--- start of MATERIALS PROVIDED ---

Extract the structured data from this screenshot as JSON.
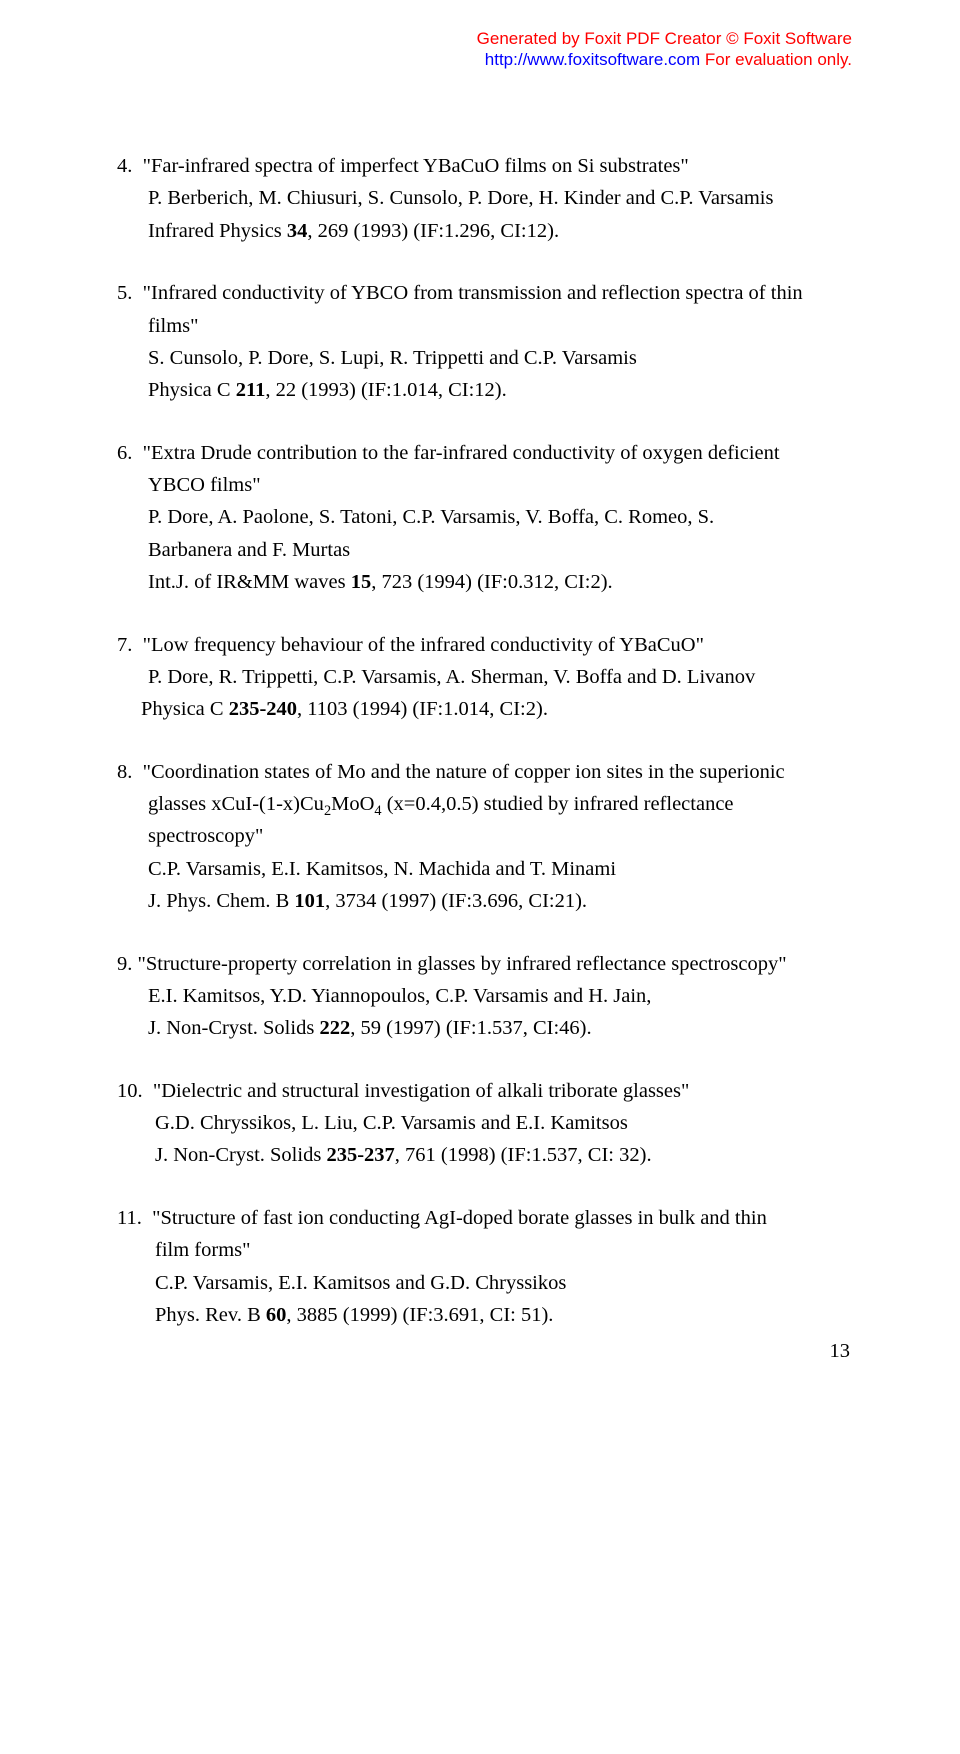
{
  "watermark": {
    "line1_pre": "Generated by Foxit PDF Creator ",
    "line1_post": " Foxit Software",
    "copyright": "©",
    "line2_link": "http://www.foxitsoftware.com",
    "line2_post": "   For evaluation only."
  },
  "entries": {
    "e4": {
      "num": "4.",
      "title_a": "\"Far-infrared spectra of imperfect YBaCuO films on Si substrates\"",
      "authors": "P. Berberich, M. Chiusuri, S. Cunsolo, P. Dore, H. Kinder and C.P. Varsamis",
      "journal_a": "Infrared Physics ",
      "vol": "34",
      "journal_b": ", 269 (1993) (IF:1.296, CI:12)."
    },
    "e5": {
      "num": "5.",
      "title_a": "\"Infrared conductivity of YBCO from transmission and reflection spectra of thin",
      "title_b": "films\"",
      "authors": "S. Cunsolo, P. Dore, S. Lupi, R. Trippetti and C.P. Varsamis",
      "journal_a": "Physica C ",
      "vol": "211",
      "journal_b": ", 22 (1993) (IF:1.014, CI:12)."
    },
    "e6": {
      "num": "6.",
      "title_a": "\"Extra Drude contribution to the far-infrared conductivity of oxygen deficient",
      "title_b": "YBCO films\"",
      "authors_a": "P. Dore, A. Paolone, S. Tatoni, C.P. Varsamis, V. Boffa, C. Romeo, S.",
      "authors_b": "Barbanera and F. Murtas",
      "journal_a": "Int.J. of IR&MM waves ",
      "vol": "15",
      "journal_b": ", 723 (1994) (IF:0.312, CI:2)."
    },
    "e7": {
      "num": "7.",
      "title": "\"Low frequency behaviour of the infrared conductivity of YBaCuO\"",
      "authors": "P. Dore, R. Trippetti, C.P. Varsamis, A. Sherman, V. Boffa and D. Livanov",
      "journal_a": "Physica C ",
      "vol": "235-240",
      "journal_b": ", 1103 (1994) (IF:1.014, CI:2)."
    },
    "e8": {
      "num": "8.",
      "title_a": "\"Coordination states of Mo and the nature of copper ion sites in the superionic",
      "title_b_pre": "glasses xCuI-(1-x)Cu",
      "title_b_mid": "MoO",
      "title_b_post": " (x=0.4,0.5) studied by infrared reflectance",
      "title_c": "spectroscopy\"",
      "authors": "C.P. Varsamis, E.I. Kamitsos, N. Machida and T. Minami",
      "journal_a": "J. Phys. Chem. B ",
      "vol": "101",
      "journal_b": ", 3734 (1997) (IF:3.696, CI:21)."
    },
    "e9": {
      "num": "9.",
      "title": "\"Structure-property correlation in glasses by infrared reflectance spectroscopy\"",
      "authors": "E.I. Kamitsos, Y.D. Yiannopoulos, C.P. Varsamis and H. Jain,",
      "journal_a": "J. Non-Cryst. Solids ",
      "vol": "222",
      "journal_b": ", 59 (1997) (IF:1.537, CI:46)."
    },
    "e10": {
      "num": "10.",
      "title": "\"Dielectric and structural investigation of alkali triborate glasses\"",
      "authors": "G.D. Chryssikos, L. Liu, C.P. Varsamis and E.I. Kamitsos",
      "journal_a": "J. Non-Cryst. Solids ",
      "vol": "235-237",
      "journal_b": ", 761 (1998) (IF:1.537, CI: 32)."
    },
    "e11": {
      "num": "11.",
      "title_a": "\"Structure of fast ion conducting AgI-doped borate glasses in bulk and thin",
      "title_b": "film forms\"",
      "authors": "C.P. Varsamis, E.I. Kamitsos and G.D. Chryssikos",
      "journal_a": "Phys. Rev. B ",
      "vol": "60",
      "journal_b": ", 3885 (1999) (IF:3.691, CI: 51)."
    }
  },
  "page_number": "13"
}
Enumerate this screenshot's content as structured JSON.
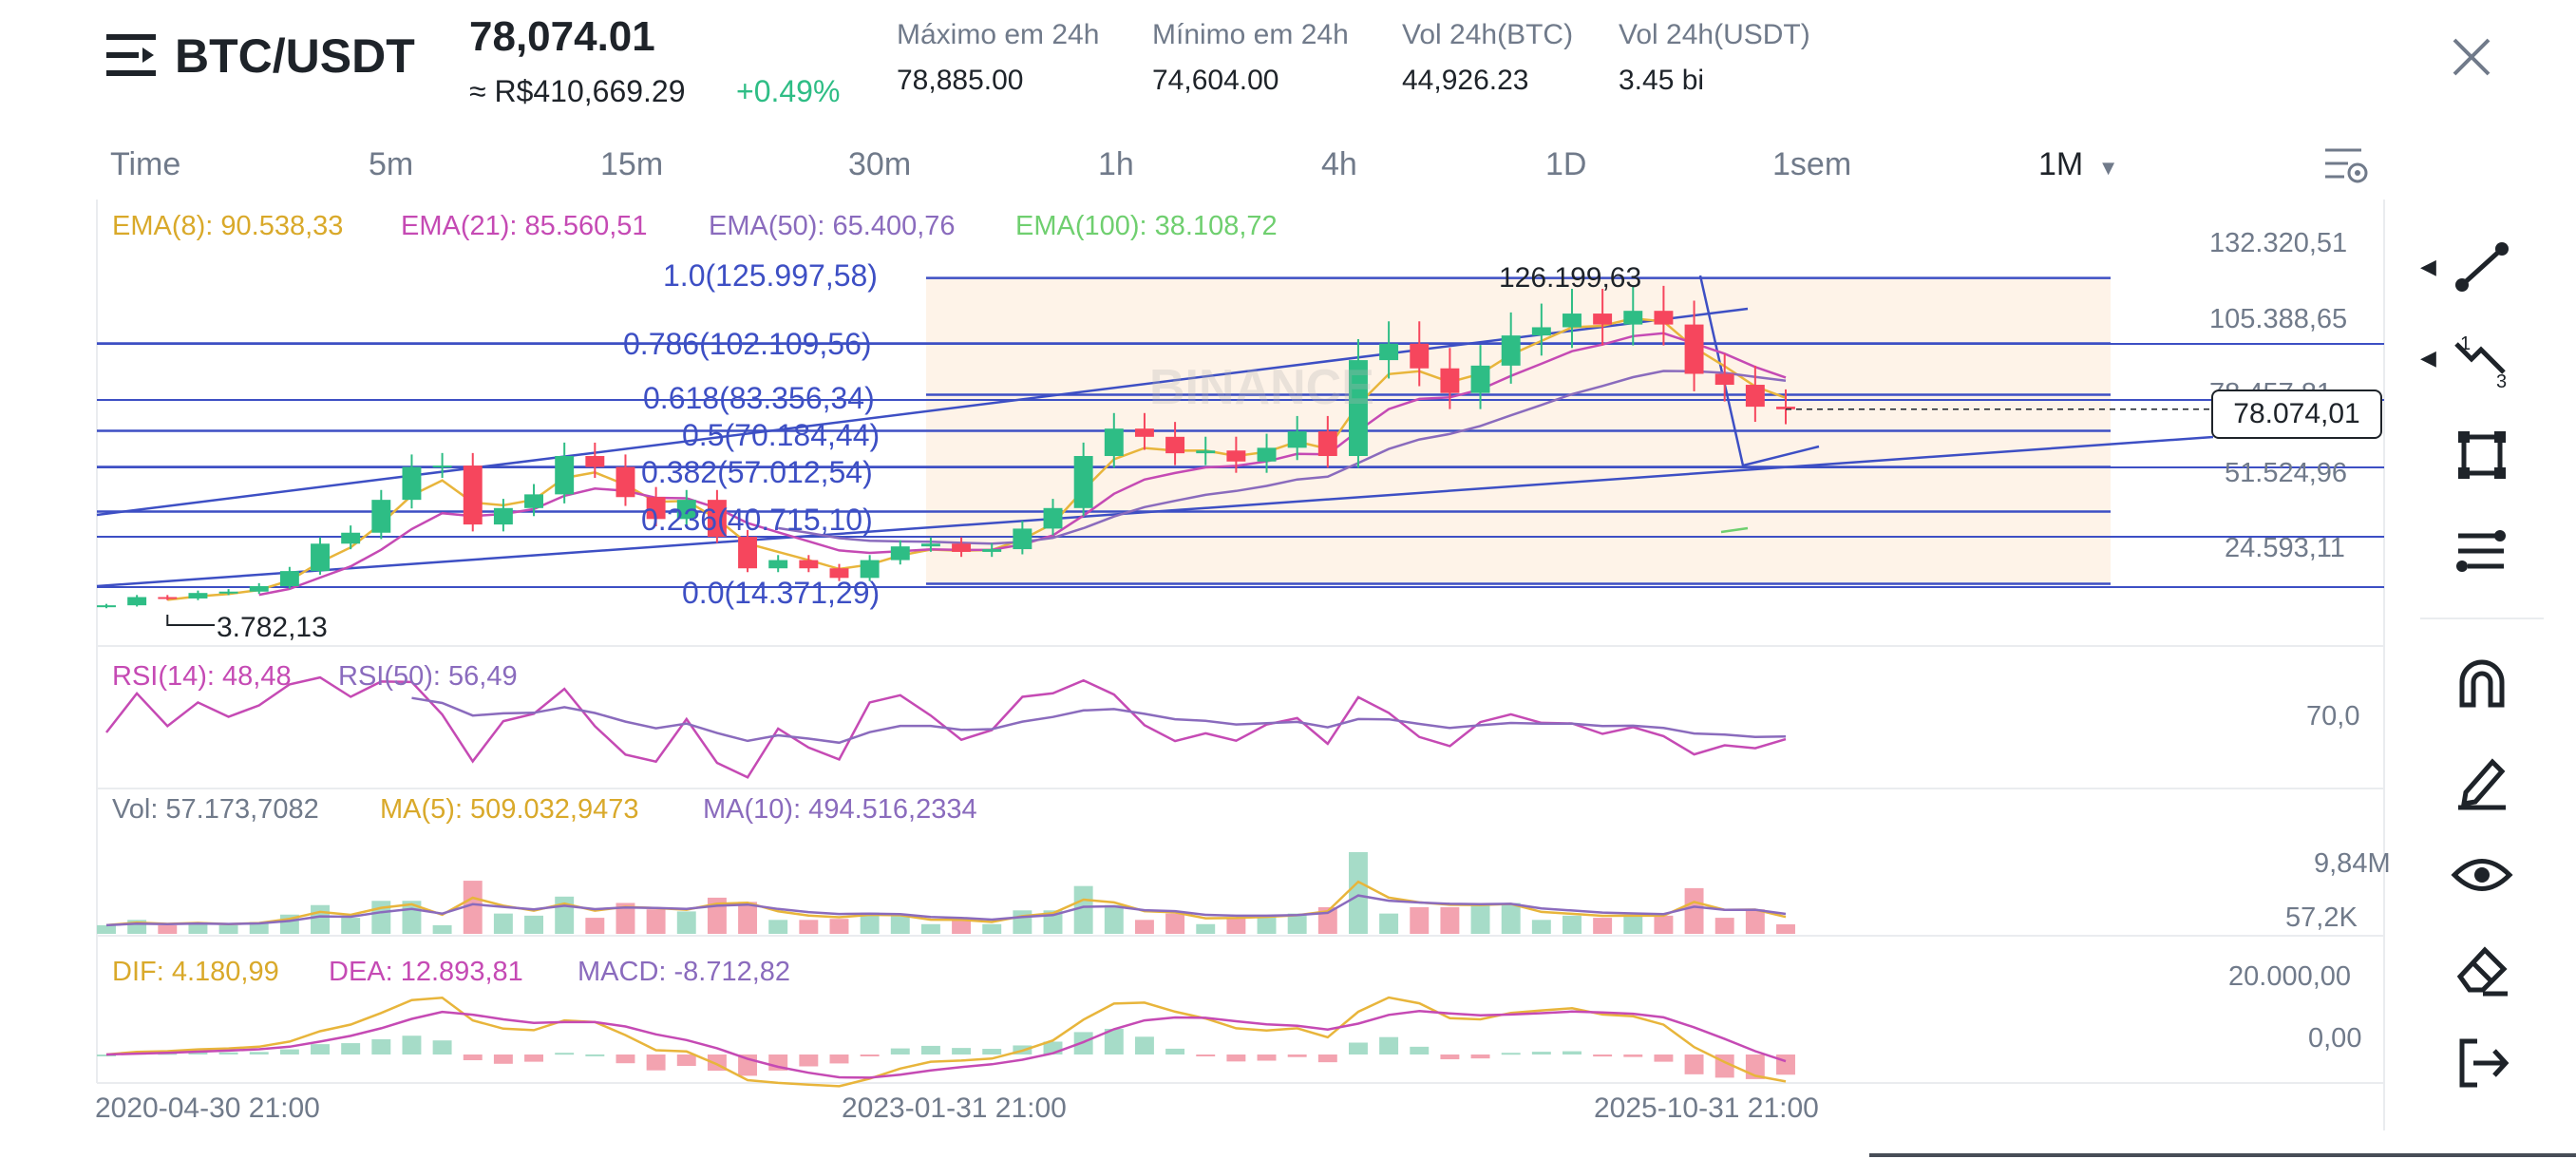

--- end of MATERIALS PROVIDED ---

WRITTEN TASK>
Please transcribe the material above exactly as written. Leave the pictures out.

TASK RESPONSE>
Extract the structured data from this screenshot as JSON.
{
  "watermark": {
    "line1_pre": "Generated by Foxit PDF Creator ",
    "line1_post": " Foxit Software",
    "copyright": "©",
    "line2_link": "http://www.foxitsoftware.com",
    "line2_post": "   For evaluation only."
  },
  "entries": {
    "e4": {
      "num": "4.",
      "title_a": "\"Far-infrared spectra of imperfect YBaCuO films on Si substrates\"",
      "authors": "P. Berberich, M. Chiusuri, S. Cunsolo, P. Dore, H. Kinder and C.P. Varsamis",
      "journal_a": "Infrared Physics ",
      "vol": "34",
      "journal_b": ", 269 (1993) (IF:1.296, CI:12)."
    },
    "e5": {
      "num": "5.",
      "title_a": "\"Infrared conductivity of YBCO from transmission and reflection spectra of thin",
      "title_b": "films\"",
      "authors": "S. Cunsolo, P. Dore, S. Lupi, R. Trippetti and C.P. Varsamis",
      "journal_a": "Physica C ",
      "vol": "211",
      "journal_b": ", 22 (1993) (IF:1.014, CI:12)."
    },
    "e6": {
      "num": "6.",
      "title_a": "\"Extra Drude contribution to the far-infrared conductivity of oxygen deficient",
      "title_b": "YBCO films\"",
      "authors_a": "P. Dore, A. Paolone, S. Tatoni, C.P. Varsamis, V. Boffa, C. Romeo, S.",
      "authors_b": "Barbanera and F. Murtas",
      "journal_a": "Int.J. of IR&MM waves ",
      "vol": "15",
      "journal_b": ", 723 (1994) (IF:0.312, CI:2)."
    },
    "e7": {
      "num": "7.",
      "title": "\"Low frequency behaviour of the infrared conductivity of YBaCuO\"",
      "authors": "P. Dore, R. Trippetti, C.P. Varsamis, A. Sherman, V. Boffa and D. Livanov",
      "journal_a": "Physica C ",
      "vol": "235-240",
      "journal_b": ", 1103 (1994) (IF:1.014, CI:2)."
    },
    "e8": {
      "num": "8.",
      "title_a": "\"Coordination states of Mo and the nature of copper ion sites in the superionic",
      "title_b_pre": "glasses xCuI-(1-x)Cu",
      "title_b_mid": "MoO",
      "title_b_post": " (x=0.4,0.5) studied by infrared reflectance",
      "title_c": "spectroscopy\"",
      "authors": "C.P. Varsamis, E.I. Kamitsos, N. Machida and T. Minami",
      "journal_a": "J. Phys. Chem. B ",
      "vol": "101",
      "journal_b": ", 3734 (1997) (IF:3.696, CI:21)."
    },
    "e9": {
      "num": "9.",
      "title": "\"Structure-property correlation in glasses by infrared reflectance spectroscopy\"",
      "authors": "E.I. Kamitsos, Y.D. Yiannopoulos, C.P. Varsamis and H. Jain,",
      "journal_a": "J. Non-Cryst. Solids ",
      "vol": "222",
      "journal_b": ", 59 (1997) (IF:1.537, CI:46)."
    },
    "e10": {
      "num": "10.",
      "title": "\"Dielectric and structural investigation of alkali triborate glasses\"",
      "authors": "G.D. Chryssikos, L. Liu, C.P. Varsamis and E.I. Kamitsos",
      "journal_a": "J. Non-Cryst. Solids ",
      "vol": "235-237",
      "journal_b": ", 761 (1998) (IF:1.537, CI: 32)."
    },
    "e11": {
      "num": "11.",
      "title_a": "\"Structure of fast ion conducting AgI-doped borate glasses in bulk and thin",
      "title_b": "film forms\"",
      "authors": "C.P. Varsamis, E.I. Kamitsos and G.D. Chryssikos",
      "journal_a": "Phys. Rev. B ",
      "vol": "60",
      "journal_b": ", 3885 (1999) (IF:3.691, CI: 51)."
    }
  },
  "page_number": "13"
}
Enumerate this screenshot's content as structured JSON.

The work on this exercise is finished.